◆ **Work to complete**: Each line that includes the word "continued" counts once; give the total and nothing more.
>> Begin Extracted entries
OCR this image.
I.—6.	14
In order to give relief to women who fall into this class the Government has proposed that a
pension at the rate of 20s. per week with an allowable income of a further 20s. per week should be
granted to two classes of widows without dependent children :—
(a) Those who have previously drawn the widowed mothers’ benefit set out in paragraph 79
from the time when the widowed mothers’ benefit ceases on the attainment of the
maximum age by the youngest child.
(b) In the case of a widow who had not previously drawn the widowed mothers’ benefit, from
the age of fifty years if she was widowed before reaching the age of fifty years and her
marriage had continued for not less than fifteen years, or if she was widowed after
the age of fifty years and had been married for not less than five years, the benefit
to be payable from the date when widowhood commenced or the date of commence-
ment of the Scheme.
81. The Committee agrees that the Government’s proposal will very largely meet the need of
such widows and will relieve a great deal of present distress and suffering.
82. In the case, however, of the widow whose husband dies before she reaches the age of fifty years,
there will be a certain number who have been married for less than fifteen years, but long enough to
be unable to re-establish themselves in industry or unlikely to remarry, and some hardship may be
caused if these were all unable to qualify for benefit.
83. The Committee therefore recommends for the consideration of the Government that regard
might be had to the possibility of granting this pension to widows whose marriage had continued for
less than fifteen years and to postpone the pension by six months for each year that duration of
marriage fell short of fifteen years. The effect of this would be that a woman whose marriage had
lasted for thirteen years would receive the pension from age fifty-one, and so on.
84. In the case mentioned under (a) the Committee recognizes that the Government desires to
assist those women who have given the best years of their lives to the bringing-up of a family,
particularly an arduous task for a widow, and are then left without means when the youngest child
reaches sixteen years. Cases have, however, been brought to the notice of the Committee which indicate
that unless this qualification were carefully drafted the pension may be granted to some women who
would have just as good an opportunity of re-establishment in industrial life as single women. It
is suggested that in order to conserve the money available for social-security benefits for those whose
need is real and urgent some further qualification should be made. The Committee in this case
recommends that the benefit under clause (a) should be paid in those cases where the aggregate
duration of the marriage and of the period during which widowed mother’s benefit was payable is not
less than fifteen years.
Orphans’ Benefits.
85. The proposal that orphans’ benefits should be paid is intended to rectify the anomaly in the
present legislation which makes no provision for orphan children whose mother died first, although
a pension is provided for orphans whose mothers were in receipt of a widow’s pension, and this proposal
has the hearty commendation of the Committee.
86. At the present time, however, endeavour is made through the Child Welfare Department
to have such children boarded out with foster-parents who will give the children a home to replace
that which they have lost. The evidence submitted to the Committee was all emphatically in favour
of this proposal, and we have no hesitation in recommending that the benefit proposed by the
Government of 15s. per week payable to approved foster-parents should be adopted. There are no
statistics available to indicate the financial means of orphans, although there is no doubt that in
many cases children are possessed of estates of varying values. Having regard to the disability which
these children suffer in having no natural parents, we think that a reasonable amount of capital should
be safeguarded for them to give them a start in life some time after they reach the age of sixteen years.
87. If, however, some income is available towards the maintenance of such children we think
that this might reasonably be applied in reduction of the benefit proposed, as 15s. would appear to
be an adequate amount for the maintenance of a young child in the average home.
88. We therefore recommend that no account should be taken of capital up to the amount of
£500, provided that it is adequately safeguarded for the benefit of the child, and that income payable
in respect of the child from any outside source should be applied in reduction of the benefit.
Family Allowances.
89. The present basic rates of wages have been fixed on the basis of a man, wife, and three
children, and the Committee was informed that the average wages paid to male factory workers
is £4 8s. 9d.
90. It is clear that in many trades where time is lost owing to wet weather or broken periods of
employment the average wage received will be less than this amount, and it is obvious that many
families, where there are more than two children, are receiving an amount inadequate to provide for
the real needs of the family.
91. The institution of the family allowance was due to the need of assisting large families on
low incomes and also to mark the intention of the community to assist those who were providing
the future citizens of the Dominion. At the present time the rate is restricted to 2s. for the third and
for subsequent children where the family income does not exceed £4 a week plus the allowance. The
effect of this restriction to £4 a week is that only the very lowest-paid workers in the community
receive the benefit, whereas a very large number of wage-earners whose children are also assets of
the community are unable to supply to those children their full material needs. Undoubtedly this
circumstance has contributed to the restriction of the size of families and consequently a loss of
>> End Extracted entries
◆ **Exercise output**: 2